- GOAL OF THE EXERCISE: Render every line of the listing below as a Markdown table with two columns, "Row" and "Listing line," numbering the rows in order and omitting any blank lines.

━━ INPUT ROWS

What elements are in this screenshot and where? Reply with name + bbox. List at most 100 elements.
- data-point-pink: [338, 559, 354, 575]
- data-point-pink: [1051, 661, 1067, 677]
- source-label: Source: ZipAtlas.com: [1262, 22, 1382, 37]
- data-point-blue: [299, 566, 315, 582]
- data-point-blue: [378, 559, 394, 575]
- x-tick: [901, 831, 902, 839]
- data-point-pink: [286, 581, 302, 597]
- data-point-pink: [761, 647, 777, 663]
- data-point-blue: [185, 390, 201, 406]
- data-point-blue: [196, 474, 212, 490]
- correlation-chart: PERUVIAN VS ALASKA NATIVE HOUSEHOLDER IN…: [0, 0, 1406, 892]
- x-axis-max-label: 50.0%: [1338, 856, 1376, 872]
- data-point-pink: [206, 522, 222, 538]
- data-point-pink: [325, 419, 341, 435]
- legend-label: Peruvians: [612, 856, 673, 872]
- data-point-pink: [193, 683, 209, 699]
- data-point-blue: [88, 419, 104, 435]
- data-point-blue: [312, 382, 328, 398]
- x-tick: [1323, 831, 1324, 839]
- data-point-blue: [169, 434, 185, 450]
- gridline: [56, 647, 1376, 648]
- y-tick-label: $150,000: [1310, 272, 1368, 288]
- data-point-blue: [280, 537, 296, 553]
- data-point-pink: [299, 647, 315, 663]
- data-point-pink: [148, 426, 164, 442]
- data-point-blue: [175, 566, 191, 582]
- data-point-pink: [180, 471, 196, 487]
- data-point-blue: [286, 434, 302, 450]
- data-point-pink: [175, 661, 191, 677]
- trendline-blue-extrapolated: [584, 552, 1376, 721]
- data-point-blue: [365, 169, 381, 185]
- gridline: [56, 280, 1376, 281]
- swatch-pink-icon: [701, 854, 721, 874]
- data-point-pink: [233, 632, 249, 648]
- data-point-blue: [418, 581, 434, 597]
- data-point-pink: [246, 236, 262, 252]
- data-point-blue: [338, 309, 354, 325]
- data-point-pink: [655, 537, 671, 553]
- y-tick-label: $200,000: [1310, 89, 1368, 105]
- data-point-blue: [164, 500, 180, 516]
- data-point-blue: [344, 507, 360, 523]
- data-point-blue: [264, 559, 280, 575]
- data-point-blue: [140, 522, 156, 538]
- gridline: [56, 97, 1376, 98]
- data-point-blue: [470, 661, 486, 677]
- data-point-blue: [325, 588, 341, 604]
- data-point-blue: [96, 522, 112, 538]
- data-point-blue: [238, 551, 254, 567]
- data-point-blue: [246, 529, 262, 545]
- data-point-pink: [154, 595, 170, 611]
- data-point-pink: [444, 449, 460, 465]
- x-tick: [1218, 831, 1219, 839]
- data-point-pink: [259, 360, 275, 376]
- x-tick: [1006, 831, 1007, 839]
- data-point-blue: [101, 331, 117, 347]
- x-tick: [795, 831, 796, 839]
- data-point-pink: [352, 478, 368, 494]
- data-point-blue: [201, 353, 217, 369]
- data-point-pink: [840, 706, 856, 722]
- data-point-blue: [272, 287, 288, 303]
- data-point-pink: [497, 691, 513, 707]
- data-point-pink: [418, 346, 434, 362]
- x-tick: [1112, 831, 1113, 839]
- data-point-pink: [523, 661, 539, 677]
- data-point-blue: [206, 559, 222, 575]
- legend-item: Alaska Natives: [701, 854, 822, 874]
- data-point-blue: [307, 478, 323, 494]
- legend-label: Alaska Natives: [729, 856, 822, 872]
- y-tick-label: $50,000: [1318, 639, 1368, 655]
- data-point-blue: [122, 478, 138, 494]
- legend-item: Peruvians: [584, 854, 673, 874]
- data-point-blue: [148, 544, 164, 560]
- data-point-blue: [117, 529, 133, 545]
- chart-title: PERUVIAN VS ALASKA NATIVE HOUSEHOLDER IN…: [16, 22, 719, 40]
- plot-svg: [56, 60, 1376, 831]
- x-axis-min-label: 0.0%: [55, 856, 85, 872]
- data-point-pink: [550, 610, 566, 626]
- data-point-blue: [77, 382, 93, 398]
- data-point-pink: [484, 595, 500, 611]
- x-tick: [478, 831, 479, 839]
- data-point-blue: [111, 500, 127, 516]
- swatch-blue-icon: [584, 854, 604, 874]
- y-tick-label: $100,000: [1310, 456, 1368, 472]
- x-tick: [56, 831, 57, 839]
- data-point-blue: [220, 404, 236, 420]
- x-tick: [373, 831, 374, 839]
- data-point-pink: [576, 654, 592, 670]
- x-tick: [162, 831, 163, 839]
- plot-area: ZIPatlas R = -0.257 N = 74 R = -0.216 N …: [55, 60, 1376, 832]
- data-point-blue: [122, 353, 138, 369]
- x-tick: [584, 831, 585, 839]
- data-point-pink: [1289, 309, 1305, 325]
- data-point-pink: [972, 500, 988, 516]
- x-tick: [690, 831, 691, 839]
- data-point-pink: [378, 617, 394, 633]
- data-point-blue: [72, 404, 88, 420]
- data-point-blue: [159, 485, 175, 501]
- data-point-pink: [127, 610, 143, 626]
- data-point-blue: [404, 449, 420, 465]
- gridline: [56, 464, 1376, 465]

━━━━

- RESPONSE TO THIS EXERCISE:
| Row | Listing line |
|---|---|
| 1 | What elements are in this screenshot and where? Reply with name + bbox. List at most 100 elements. |
| 2 | - data-point-pink: [338, 559, 354, 575] |
| 3 | - data-point-pink: [1051, 661, 1067, 677] |
| 4 | - source-label: Source: ZipAtlas.com: [1262, 22, 1382, 37] |
| 5 | - data-point-blue: [299, 566, 315, 582] |
| 6 | - data-point-blue: [378, 559, 394, 575] |
| 7 | - x-tick: [901, 831, 902, 839] |
| 8 | - data-point-pink: [286, 581, 302, 597] |
| 9 | - data-point-pink: [761, 647, 777, 663] |
| 10 | - data-point-blue: [185, 390, 201, 406] |
| 11 | - data-point-blue: [196, 474, 212, 490] |
| 12 | - correlation-chart: PERUVIAN VS ALASKA NATIVE HOUSEHOLDER IN…: [0, 0, 1406, 892] |
| 13 | - x-axis-max-label: 50.0%: [1338, 856, 1376, 872] |
| 14 | - data-point-pink: [206, 522, 222, 538] |
| 15 | - data-point-pink: [325, 419, 341, 435] |
| 16 | - legend-label: Peruvians: [612, 856, 673, 872] |
| 17 | - data-point-pink: [193, 683, 209, 699] |
| 18 | - data-point-blue: [88, 419, 104, 435] |
| 19 | - data-point-blue: [312, 382, 328, 398] |
| 20 | - x-tick: [1323, 831, 1324, 839] |
| 21 | - data-point-blue: [169, 434, 185, 450] |
| 22 | - gridline: [56, 647, 1376, 648] |
| 23 | - y-tick-label: $150,000: [1310, 272, 1368, 288] |
| 24 | - data-point-blue: [280, 537, 296, 553] |
| 25 | - data-point-pink: [299, 647, 315, 663] |
| 26 | - data-point-pink: [148, 426, 164, 442] |
| 27 | - data-point-blue: [175, 566, 191, 582] |
| 28 | - data-point-pink: [180, 471, 196, 487] |
| 29 | - data-point-blue: [286, 434, 302, 450] |
| 30 | - data-point-pink: [175, 661, 191, 677] |
| 31 | - trendline-blue-extrapolated: [584, 552, 1376, 721] |
| 32 | - data-point-blue: [365, 169, 381, 185] |
| 33 | - gridline: [56, 280, 1376, 281] |
| 34 | - swatch-pink-icon: [701, 854, 721, 874] |
| 35 | - data-point-pink: [233, 632, 249, 648] |
| 36 | - data-point-blue: [418, 581, 434, 597] |
| 37 | - data-point-pink: [246, 236, 262, 252] |
| 38 | - data-point-blue: [338, 309, 354, 325] |
| 39 | - data-point-pink: [655, 537, 671, 553] |
| 40 | - y-tick-label: $200,000: [1310, 89, 1368, 105] |
| 41 | - data-point-blue: [164, 500, 180, 516] |
| 42 | - data-point-blue: [344, 507, 360, 523] |
| 43 | - data-point-blue: [264, 559, 280, 575] |
| 44 | - data-point-blue: [140, 522, 156, 538] |
| 45 | - gridline: [56, 97, 1376, 98] |
| 46 | - data-point-blue: [470, 661, 486, 677] |
| 47 | - data-point-blue: [325, 588, 341, 604] |
| 48 | - data-point-blue: [96, 522, 112, 538] |
| 49 | - data-point-blue: [238, 551, 254, 567] |
| 50 | - data-point-blue: [246, 529, 262, 545] |
| 51 | - data-point-pink: [154, 595, 170, 611] |
| 52 | - data-point-pink: [444, 449, 460, 465] |
| 53 | - x-tick: [1218, 831, 1219, 839] |
| 54 | - data-point-pink: [259, 360, 275, 376] |
| 55 | - x-tick: [1006, 831, 1007, 839] |
| 56 | - data-point-blue: [101, 331, 117, 347] |
| 57 | - x-tick: [795, 831, 796, 839] |
| 58 | - data-point-pink: [352, 478, 368, 494] |
| 59 | - data-point-blue: [201, 353, 217, 369] |
| 60 | - data-point-pink: [840, 706, 856, 722] |
| 61 | - data-point-blue: [272, 287, 288, 303] |
| 62 | - data-point-pink: [497, 691, 513, 707] |
| 63 | - data-point-pink: [418, 346, 434, 362] |
| 64 | - x-tick: [1112, 831, 1113, 839] |
| 65 | - data-point-pink: [523, 661, 539, 677] |
| 66 | - data-point-blue: [206, 559, 222, 575] |
| 67 | - legend-item: Alaska Natives: [701, 854, 822, 874] |
| 68 | - data-point-blue: [307, 478, 323, 494] |
| 69 | - legend-label: Alaska Natives: [729, 856, 822, 872] |
| 70 | - y-tick-label: $50,000: [1318, 639, 1368, 655] |
| 71 | - data-point-blue: [122, 478, 138, 494] |
| 72 | - legend-item: Peruvians: [584, 854, 673, 874] |
| 73 | - data-point-blue: [148, 544, 164, 560] |
| 74 | - data-point-blue: [117, 529, 133, 545] |
| 75 | - chart-title: PERUVIAN VS ALASKA NATIVE HOUSEHOLDER IN…: [16, 22, 719, 40] |
| 76 | - plot-svg: [56, 60, 1376, 831] |
| 77 | - x-axis-min-label: 0.0%: [55, 856, 85, 872] |
| 78 | - data-point-pink: [550, 610, 566, 626] |
| 79 | - data-point-blue: [77, 382, 93, 398] |
| 80 | - data-point-pink: [484, 595, 500, 611] |
| 81 | - x-tick: [478, 831, 479, 839] |
| 82 | - data-point-blue: [111, 500, 127, 516] |
| 83 | - swatch-blue-icon: [584, 854, 604, 874] |
| 84 | - y-tick-label: $100,000: [1310, 456, 1368, 472] |
| 85 | - x-tick: [56, 831, 57, 839] |
| 86 | - data-point-blue: [220, 404, 236, 420] |
| 87 | - x-tick: [373, 831, 374, 839] |
| 88 | - data-point-pink: [576, 654, 592, 670] |
| 89 | - x-tick: [162, 831, 163, 839] |
| 90 | - plot-area: ZIPatlas R = -0.257 N = 74 R = -0.216 N …: [55, 60, 1376, 832] |
| 91 | - data-point-blue: [122, 353, 138, 369] |
| 92 | - x-tick: [584, 831, 585, 839] |
| 93 | - data-point-pink: [1289, 309, 1305, 325] |
| 94 | - data-point-pink: [972, 500, 988, 516] |
| 95 | - x-tick: [690, 831, 691, 839] |
| 96 | - data-point-pink: [378, 617, 394, 633] |
| 97 | - data-point-blue: [72, 404, 88, 420] |
| 98 | - data-point-blue: [159, 485, 175, 501] |
| 99 | - data-point-pink: [127, 610, 143, 626] |
| 100 | - data-point-blue: [404, 449, 420, 465] |
| 101 | - gridline: [56, 464, 1376, 465] |